> Task to complete: Reproduce the entire listing word for word.
-- START --
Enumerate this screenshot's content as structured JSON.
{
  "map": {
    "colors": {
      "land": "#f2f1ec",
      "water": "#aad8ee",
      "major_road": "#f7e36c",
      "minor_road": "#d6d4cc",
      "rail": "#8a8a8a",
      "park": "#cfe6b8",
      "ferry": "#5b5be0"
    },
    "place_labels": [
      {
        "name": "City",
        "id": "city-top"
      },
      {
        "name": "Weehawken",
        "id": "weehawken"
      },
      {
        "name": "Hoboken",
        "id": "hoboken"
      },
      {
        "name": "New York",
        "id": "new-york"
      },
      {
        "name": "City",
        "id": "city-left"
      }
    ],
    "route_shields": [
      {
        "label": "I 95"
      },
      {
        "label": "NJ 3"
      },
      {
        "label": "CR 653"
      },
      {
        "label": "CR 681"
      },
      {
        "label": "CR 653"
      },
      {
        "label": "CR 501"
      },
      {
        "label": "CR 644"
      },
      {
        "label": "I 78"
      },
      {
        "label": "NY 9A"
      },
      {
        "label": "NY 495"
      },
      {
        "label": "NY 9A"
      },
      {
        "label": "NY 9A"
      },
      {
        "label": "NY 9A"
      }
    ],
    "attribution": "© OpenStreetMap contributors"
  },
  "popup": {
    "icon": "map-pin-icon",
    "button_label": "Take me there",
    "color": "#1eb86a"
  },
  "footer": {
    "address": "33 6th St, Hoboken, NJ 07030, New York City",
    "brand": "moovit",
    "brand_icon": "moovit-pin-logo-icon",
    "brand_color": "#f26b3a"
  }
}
-- END --
> Exercise response:
Enumerate this screenshot's content as structured JSON.
{
  "map": {
    "colors": {
      "land": "#f2f1ec",
      "water": "#aad8ee",
      "major_road": "#f7e36c",
      "minor_road": "#d6d4cc",
      "rail": "#8a8a8a",
      "park": "#cfe6b8",
      "ferry": "#5b5be0"
    },
    "place_labels": [
      {
        "name": "City",
        "id": "city-top"
      },
      {
        "name": "Weehawken",
        "id": "weehawken"
      },
      {
        "name": "Hoboken",
        "id": "hoboken"
      },
      {
        "name": "New York",
        "id": "new-york"
      },
      {
        "name": "City",
        "id": "city-left"
      }
    ],
    "route_shields": [
      {
        "label": "I 95"
      },
      {
        "label": "NJ 3"
      },
      {
        "label": "CR 653"
      },
      {
        "label": "CR 681"
      },
      {
        "label": "CR 653"
      },
      {
        "label": "CR 501"
      },
      {
        "label": "CR 644"
      },
      {
        "label": "I 78"
      },
      {
        "label": "NY 9A"
      },
      {
        "label": "NY 495"
      },
      {
        "label": "NY 9A"
      },
      {
        "label": "NY 9A"
      },
      {
        "label": "NY 9A"
      }
    ],
    "attribution": "© OpenStreetMap contributors"
  },
  "popup": {
    "icon": "map-pin-icon",
    "button_label": "Take me there",
    "color": "#1eb86a"
  },
  "footer": {
    "address": "33 6th St, Hoboken, NJ 07030, New York City",
    "brand": "moovit",
    "brand_icon": "moovit-pin-logo-icon",
    "brand_color": "#f26b3a"
  }
}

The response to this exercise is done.